Énumérez tous les types d'œuvres que l'extrait sur la 5e biennale de l'Art Brut cite parmi les pièces sélectionnées.

---- Extrait fourni

5e BIENNALE DE L’ART BRUT : CROYANCES

17.12.2021 - 01.05.2022

Collection de l'Art Brut
F4 croyances
F4 croyances

En se plaçant sous le thème des croyances, la 5e biennale de l’Art Brut révèle une nouvelle facette des fonds du musée lausannois. Près de trois cents dessins, peintures, assemblages, sculptures, écrits et broderies dus à quarante-trois auteurs ont été sélectionnés et constituent une sorte d’éventail des possibles, avec aussi bien des illustrations de divinités et de saints, que des compositions abstraites d’un grand raffinement, des peintures à caractère symboliste et des objets rituels.

L’exposition invite à faire dialoguer les univers de ces différents créateurs, bien que leurs mondes demeurent uniques et très exclusifs. Les principaux angles d’approche retenus regroupent des œuvres en lien avec la religion, un ensemble de productions dites spirites, une grande pluralité de travaux issus de mythologies très personnelles, ainsi que quelques pièces réalisées par des adeptes des sciences occultes ou de la radiesthésie.

--------
---- Données brutes

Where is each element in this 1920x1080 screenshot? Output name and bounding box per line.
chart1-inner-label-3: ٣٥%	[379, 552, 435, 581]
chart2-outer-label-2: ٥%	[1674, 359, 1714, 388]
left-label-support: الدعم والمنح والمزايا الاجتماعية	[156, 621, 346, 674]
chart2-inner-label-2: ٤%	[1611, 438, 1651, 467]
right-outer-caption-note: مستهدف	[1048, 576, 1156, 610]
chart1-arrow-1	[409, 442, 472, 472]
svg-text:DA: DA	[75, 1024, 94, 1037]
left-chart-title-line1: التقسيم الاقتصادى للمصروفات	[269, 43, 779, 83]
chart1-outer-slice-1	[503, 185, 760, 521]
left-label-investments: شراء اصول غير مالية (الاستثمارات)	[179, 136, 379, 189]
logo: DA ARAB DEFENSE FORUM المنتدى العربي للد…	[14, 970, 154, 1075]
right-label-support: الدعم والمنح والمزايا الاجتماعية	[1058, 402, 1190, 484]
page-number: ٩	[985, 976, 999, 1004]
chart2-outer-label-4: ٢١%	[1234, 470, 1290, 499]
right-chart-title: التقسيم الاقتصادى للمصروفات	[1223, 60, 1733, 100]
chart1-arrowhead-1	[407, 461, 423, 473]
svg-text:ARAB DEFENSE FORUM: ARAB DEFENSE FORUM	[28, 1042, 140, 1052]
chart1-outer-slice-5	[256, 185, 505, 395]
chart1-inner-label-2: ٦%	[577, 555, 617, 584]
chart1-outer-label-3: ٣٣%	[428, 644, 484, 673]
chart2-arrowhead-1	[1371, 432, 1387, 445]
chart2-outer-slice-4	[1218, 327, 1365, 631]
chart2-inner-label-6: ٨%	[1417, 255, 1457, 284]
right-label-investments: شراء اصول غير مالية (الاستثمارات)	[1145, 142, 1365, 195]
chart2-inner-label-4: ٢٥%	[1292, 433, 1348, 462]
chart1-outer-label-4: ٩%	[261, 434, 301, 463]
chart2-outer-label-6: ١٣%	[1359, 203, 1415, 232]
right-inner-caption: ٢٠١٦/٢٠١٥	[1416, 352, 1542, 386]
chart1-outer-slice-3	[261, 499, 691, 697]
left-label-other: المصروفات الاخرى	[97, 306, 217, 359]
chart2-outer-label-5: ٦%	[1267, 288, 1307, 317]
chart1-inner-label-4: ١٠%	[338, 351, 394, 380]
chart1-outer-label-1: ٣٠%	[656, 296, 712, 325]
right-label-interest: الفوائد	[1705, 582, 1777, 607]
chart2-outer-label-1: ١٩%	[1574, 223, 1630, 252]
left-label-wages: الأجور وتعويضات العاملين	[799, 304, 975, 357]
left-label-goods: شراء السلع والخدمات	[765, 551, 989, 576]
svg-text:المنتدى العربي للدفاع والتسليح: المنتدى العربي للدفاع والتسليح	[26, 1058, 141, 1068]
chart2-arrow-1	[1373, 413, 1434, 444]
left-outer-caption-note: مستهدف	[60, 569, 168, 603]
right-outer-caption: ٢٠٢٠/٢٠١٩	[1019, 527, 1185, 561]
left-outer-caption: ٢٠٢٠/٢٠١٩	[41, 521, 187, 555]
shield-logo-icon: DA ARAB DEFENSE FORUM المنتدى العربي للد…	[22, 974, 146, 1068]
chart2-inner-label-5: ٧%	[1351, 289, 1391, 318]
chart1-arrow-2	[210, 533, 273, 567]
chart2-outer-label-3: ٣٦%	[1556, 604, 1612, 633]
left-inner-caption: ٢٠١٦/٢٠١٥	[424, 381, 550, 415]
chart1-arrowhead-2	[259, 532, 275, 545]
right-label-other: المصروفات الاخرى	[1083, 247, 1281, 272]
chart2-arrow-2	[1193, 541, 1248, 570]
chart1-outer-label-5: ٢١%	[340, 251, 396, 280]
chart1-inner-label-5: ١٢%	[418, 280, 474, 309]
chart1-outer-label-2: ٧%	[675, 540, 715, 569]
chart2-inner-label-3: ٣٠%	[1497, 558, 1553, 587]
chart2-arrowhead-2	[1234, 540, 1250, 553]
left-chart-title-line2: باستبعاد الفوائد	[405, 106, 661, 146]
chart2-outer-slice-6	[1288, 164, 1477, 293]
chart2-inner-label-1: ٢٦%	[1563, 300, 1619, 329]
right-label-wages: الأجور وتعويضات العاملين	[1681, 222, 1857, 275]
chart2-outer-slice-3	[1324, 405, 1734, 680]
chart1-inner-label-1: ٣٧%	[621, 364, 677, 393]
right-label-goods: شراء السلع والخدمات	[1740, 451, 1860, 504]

--------

__Réponse rédigée__. Les types d'œuvres sélectionnés sont les dessins, les peintures, les assemblages, les sculptures, les écrits et les broderies.